**Source material:**
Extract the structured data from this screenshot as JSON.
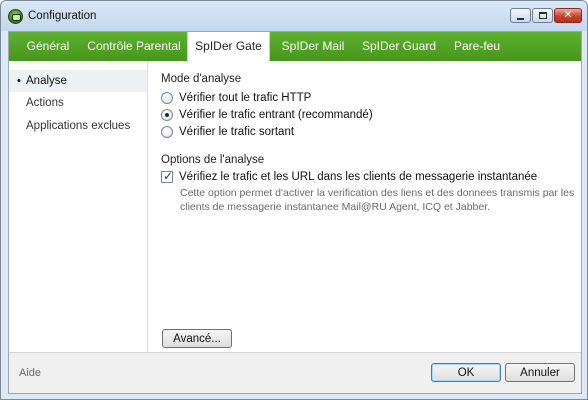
{
  "window": {
    "title": "Configuration",
    "icon": "spider-icon",
    "controls": [
      "minimize-icon",
      "maximize-icon",
      "close-icon"
    ]
  },
  "tabs": [
    {
      "label": "Général"
    },
    {
      "label": "Contrôle Parental"
    },
    {
      "label": "SpIDer Gate",
      "active": true
    },
    {
      "label": "SpIDer Mail"
    },
    {
      "label": "SpIDer Guard"
    },
    {
      "label": "Pare-feu"
    }
  ],
  "sidebar": {
    "items": [
      {
        "label": "Analyse",
        "active": true
      },
      {
        "label": "Actions"
      },
      {
        "label": "Applications exclues"
      }
    ]
  },
  "main": {
    "mode_title": "Mode d'analyse",
    "modes": [
      {
        "label": "Vérifier tout le trafic HTTP",
        "selected": false
      },
      {
        "label": "Vérifier le trafic entrant (recommandé)",
        "selected": true
      },
      {
        "label": "Vérifier le trafic sortant",
        "selected": false
      }
    ],
    "options_title": "Options de l'analyse",
    "option_check_label": "Vérifiez le trafic et les URL dans les clients de messagerie instantanée",
    "option_checked": true,
    "option_description": "Cette option permet d'activer la verification des liens et des donnees transmis par les clients de messagerie instantanee Mail@RU Agent, ICQ et Jabber.",
    "advanced_label": "Avancé..."
  },
  "footer": {
    "help_label": "Aide",
    "ok_label": "OK",
    "cancel_label": "Annuler"
  },
  "colors": {
    "tab_green": "#4fa224",
    "title_bar": "#c8dbef",
    "description_text": "#6a6a6a"
  }
}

**What to work on:** Pictures are to be left out; repeat all the remaining data exactly.

**Output for this task:**
Extract the structured data from this screenshot as JSON.
{
  "window": {
    "title": "Configuration",
    "icon": "spider-icon",
    "controls": [
      "minimize-icon",
      "maximize-icon",
      "close-icon"
    ]
  },
  "tabs": [
    {
      "label": "Général"
    },
    {
      "label": "Contrôle Parental"
    },
    {
      "label": "SpIDer Gate",
      "active": true
    },
    {
      "label": "SpIDer Mail"
    },
    {
      "label": "SpIDer Guard"
    },
    {
      "label": "Pare-feu"
    }
  ],
  "sidebar": {
    "items": [
      {
        "label": "Analyse",
        "active": true
      },
      {
        "label": "Actions"
      },
      {
        "label": "Applications exclues"
      }
    ]
  },
  "main": {
    "mode_title": "Mode d'analyse",
    "modes": [
      {
        "label": "Vérifier tout le trafic HTTP",
        "selected": false
      },
      {
        "label": "Vérifier le trafic entrant (recommandé)",
        "selected": true
      },
      {
        "label": "Vérifier le trafic sortant",
        "selected": false
      }
    ],
    "options_title": "Options de l'analyse",
    "option_check_label": "Vérifiez le trafic et les URL dans les clients de messagerie instantanée",
    "option_checked": true,
    "option_description": "Cette option permet d'activer la verification des liens et des donnees transmis par les clients de messagerie instantanee Mail@RU Agent, ICQ et Jabber.",
    "advanced_label": "Avancé..."
  },
  "footer": {
    "help_label": "Aide",
    "ok_label": "OK",
    "cancel_label": "Annuler"
  },
  "colors": {
    "tab_green": "#4fa224",
    "title_bar": "#c8dbef",
    "description_text": "#6a6a6a"
  }
}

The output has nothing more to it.